### Stored data:
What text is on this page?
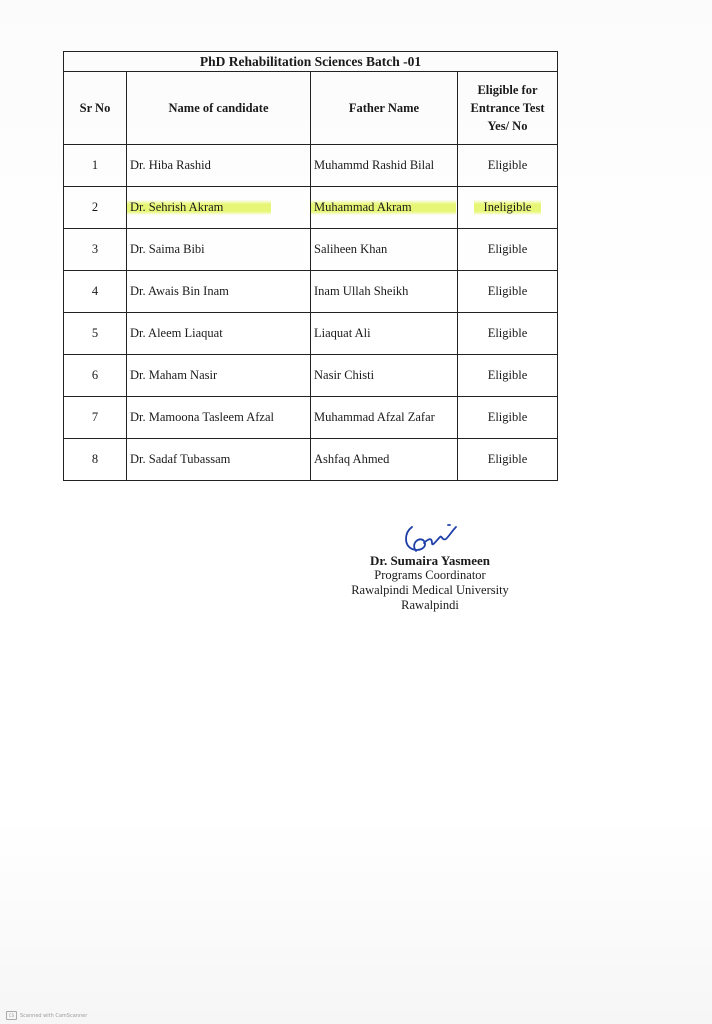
PhD Rehabilitation Sciences Batch -01			
Sr No	Name of candidate	Father Name	Eligible for
Entrance Test
Yes/ No

1	Dr. Hiba Rashid	Muhammd Rashid Bilal	Eligible
2	Dr. Sehrish Akram	Muhammad Akram	Ineligible
3	Dr. Saima Bibi	Saliheen Khan	Eligible
4	Dr. Awais Bin Inam	Inam Ullah Sheikh	Eligible
5	Dr. Aleem Liaquat	Liaquat Ali	Eligible
6	Dr. Maham Nasir	Nasir Chisti	Eligible
7	Dr. Mamoona Tasleem Afzal	Muhammad Afzal Zafar	Eligible
8	Dr. Sadaf Tubassam	Ashfaq Ahmed	Eligible
Dr. Sumaira Yasmeen
Programs Coordinator
Rawalpindi Medical University
Rawalpindi
CS	Scanned with CamScanner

### Work to do:
Identify the lines that contain the string "Muhammad", and copy every one of them.

### Written response:
2	Dr. Sehrish Akram	Muhammad Akram	Ineligible
7	Dr. Mamoona Tasleem Afzal	Muhammad Afzal Zafar	Eligible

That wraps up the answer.